:: Material provided ::
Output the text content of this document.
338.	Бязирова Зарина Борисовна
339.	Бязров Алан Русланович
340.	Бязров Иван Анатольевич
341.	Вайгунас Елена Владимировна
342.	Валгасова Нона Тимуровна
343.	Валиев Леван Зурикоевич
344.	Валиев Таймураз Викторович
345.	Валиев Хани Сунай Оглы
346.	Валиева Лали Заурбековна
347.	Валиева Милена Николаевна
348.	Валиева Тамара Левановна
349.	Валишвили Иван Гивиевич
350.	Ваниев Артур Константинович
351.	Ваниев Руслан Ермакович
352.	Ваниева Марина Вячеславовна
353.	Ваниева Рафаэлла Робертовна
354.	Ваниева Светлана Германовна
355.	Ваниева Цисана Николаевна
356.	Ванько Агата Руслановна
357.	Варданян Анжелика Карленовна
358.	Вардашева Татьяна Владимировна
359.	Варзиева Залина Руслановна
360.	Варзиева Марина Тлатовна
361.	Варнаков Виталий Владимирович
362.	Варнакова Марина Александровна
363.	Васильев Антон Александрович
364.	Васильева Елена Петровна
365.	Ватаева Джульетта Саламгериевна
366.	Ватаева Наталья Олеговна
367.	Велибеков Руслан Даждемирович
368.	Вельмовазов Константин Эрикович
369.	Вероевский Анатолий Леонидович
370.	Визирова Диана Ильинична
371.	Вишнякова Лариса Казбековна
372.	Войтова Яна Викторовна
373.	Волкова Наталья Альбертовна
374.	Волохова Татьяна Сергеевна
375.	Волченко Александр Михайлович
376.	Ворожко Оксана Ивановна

:: What is asked ::
Reproduce the listing shown above in its entirety, exactly.

:: Response for this exercise ::
Output the text content of this document.
338.	Бязирова Зарина Борисовна
339.	Бязров Алан Русланович
340.	Бязров Иван Анатольевич
341.	Вайгунас Елена Владимировна
342.	Валгасова Нона Тимуровна
343.	Валиев Леван Зурикоевич
344.	Валиев Таймураз Викторович
345.	Валиев Хани Сунай Оглы
346.	Валиева Лали Заурбековна
347.	Валиева Милена Николаевна
348.	Валиева Тамара Левановна
349.	Валишвили Иван Гивиевич
350.	Ваниев Артур Константинович
351.	Ваниев Руслан Ермакович
352.	Ваниева Марина Вячеславовна
353.	Ваниева Рафаэлла Робертовна
354.	Ваниева Светлана Германовна
355.	Ваниева Цисана Николаевна
356.	Ванько Агата Руслановна
357.	Варданян Анжелика Карленовна
358.	Вардашева Татьяна Владимировна
359.	Варзиева Залина Руслановна
360.	Варзиева Марина Тлатовна
361.	Варнаков Виталий Владимирович
362.	Варнакова Марина Александровна
363.	Васильев Антон Александрович
364.	Васильева Елена Петровна
365.	Ватаева Джульетта Саламгериевна
366.	Ватаева Наталья Олеговна
367.	Велибеков Руслан Даждемирович
368.	Вельмовазов Константин Эрикович
369.	Вероевский Анатолий Леонидович
370.	Визирова Диана Ильинична
371.	Вишнякова Лариса Казбековна
372.	Войтова Яна Викторовна
373.	Волкова Наталья Альбертовна
374.	Волохова Татьяна Сергеевна
375.	Волченко Александр Михайлович
376.	Ворожко Оксана Ивановна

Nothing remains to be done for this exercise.